WHAT YOU HAVE TO DO —
Identify every line in the records below that contains the word "Pegar", and reproduce each one.

ITEMS —
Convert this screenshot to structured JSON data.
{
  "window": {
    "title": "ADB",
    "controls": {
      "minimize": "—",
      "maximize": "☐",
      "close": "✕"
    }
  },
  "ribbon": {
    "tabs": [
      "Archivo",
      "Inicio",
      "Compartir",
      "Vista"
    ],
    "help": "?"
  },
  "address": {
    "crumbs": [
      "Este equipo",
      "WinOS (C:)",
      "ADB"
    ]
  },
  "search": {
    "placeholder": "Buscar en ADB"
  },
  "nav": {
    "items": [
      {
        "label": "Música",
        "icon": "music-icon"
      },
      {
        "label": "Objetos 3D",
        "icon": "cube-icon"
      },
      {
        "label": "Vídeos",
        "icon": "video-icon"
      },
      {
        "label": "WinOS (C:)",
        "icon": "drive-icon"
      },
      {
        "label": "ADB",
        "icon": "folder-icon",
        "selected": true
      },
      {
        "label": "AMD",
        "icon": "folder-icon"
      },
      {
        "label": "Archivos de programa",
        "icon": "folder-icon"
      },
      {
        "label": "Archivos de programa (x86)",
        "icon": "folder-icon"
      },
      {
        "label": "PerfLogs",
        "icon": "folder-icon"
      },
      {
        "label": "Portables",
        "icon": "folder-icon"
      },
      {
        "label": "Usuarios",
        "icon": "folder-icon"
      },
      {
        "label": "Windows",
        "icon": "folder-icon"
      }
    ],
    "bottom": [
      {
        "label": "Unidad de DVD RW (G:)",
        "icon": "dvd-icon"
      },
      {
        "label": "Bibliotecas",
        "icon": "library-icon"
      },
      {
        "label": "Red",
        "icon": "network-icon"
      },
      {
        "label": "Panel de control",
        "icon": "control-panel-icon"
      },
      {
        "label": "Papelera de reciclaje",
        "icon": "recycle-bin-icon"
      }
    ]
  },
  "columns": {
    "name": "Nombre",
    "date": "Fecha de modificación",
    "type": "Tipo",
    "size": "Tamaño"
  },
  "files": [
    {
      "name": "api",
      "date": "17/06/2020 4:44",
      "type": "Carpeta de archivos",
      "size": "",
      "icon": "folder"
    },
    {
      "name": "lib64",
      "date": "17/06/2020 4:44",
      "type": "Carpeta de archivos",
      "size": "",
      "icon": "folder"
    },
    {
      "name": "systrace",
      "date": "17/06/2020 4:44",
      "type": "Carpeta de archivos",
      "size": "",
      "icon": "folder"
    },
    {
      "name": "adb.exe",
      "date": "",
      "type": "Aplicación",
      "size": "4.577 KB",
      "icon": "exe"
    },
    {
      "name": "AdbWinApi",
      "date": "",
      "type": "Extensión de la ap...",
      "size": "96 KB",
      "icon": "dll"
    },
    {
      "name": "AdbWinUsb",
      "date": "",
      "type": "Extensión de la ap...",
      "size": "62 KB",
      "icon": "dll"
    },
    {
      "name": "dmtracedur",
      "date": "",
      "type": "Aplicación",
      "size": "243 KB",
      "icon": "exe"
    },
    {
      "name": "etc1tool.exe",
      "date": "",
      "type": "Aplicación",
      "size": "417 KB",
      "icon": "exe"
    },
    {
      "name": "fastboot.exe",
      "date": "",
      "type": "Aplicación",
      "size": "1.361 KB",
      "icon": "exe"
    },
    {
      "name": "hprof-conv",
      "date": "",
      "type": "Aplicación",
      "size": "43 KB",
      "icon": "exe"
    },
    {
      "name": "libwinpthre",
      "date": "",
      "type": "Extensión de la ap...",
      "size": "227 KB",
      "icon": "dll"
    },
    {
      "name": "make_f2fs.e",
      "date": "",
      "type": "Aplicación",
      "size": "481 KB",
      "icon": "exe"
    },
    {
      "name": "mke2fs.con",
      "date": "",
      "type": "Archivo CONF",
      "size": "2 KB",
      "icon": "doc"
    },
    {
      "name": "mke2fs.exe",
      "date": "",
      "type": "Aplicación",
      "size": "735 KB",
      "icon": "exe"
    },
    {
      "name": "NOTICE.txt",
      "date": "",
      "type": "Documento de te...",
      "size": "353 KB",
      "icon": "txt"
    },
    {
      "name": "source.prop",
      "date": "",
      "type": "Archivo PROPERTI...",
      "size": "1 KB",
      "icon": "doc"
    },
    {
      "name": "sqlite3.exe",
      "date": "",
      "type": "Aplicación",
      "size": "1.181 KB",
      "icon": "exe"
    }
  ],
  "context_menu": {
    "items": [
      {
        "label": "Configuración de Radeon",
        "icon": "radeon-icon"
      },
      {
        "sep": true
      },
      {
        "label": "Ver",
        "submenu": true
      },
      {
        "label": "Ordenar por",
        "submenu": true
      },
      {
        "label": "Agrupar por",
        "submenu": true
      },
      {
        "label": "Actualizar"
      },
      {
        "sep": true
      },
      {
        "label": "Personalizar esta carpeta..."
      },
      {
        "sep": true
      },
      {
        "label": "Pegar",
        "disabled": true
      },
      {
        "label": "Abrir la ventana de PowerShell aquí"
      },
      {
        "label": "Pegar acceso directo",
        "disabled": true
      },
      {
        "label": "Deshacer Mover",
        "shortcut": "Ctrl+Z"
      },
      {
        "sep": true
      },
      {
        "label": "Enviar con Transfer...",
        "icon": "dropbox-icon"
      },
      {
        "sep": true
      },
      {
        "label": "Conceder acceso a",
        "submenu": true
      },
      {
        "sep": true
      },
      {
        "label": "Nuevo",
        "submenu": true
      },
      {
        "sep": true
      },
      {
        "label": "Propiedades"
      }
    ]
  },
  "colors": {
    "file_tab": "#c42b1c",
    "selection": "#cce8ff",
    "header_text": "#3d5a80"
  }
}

CORRECT ANSWER —
        "label": "Pegar",
        "label": "Pegar acceso directo",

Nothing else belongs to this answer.